Do this: Show each line that has the string "выпадению" in it.

Dataset items:
= = = = = = =

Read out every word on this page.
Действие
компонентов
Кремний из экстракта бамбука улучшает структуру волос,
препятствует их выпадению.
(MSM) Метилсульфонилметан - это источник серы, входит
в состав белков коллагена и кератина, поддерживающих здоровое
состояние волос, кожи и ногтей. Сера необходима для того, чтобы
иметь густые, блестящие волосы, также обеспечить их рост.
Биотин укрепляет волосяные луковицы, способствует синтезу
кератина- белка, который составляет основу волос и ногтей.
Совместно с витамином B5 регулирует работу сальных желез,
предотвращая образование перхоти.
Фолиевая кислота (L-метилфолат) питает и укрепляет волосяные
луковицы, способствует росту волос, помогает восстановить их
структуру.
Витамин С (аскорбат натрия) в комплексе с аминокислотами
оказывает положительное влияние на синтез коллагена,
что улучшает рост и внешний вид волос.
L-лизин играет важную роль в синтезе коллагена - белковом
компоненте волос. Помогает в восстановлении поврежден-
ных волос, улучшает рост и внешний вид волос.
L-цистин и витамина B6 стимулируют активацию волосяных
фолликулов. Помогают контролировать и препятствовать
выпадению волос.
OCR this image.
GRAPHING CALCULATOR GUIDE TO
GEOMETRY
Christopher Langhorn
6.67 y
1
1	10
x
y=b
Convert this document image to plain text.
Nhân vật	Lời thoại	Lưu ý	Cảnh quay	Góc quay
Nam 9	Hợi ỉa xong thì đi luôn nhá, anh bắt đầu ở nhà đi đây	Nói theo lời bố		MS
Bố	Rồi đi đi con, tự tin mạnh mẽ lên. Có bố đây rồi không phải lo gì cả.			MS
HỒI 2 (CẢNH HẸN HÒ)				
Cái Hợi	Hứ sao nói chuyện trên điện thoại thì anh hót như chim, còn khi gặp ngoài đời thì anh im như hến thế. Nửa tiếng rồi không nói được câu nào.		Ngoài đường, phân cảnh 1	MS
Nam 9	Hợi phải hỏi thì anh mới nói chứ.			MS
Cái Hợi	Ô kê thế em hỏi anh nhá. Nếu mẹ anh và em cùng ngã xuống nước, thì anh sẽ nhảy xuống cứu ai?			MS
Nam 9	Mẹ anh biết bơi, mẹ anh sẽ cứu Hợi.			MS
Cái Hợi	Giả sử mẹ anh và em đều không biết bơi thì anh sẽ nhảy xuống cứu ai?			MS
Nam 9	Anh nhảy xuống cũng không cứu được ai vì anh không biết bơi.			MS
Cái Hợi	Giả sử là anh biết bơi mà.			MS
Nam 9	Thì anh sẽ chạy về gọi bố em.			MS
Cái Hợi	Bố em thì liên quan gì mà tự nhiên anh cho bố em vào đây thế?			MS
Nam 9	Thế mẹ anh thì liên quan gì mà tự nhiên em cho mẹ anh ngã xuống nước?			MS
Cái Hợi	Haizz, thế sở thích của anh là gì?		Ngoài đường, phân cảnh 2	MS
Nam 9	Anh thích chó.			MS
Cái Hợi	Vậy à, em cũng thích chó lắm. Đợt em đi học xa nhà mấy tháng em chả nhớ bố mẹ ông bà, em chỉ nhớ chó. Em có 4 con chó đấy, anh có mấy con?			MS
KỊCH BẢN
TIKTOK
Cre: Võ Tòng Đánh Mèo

= = = = = = =

Solution to the problem:
препятствует их выпадению.
выпадению волос.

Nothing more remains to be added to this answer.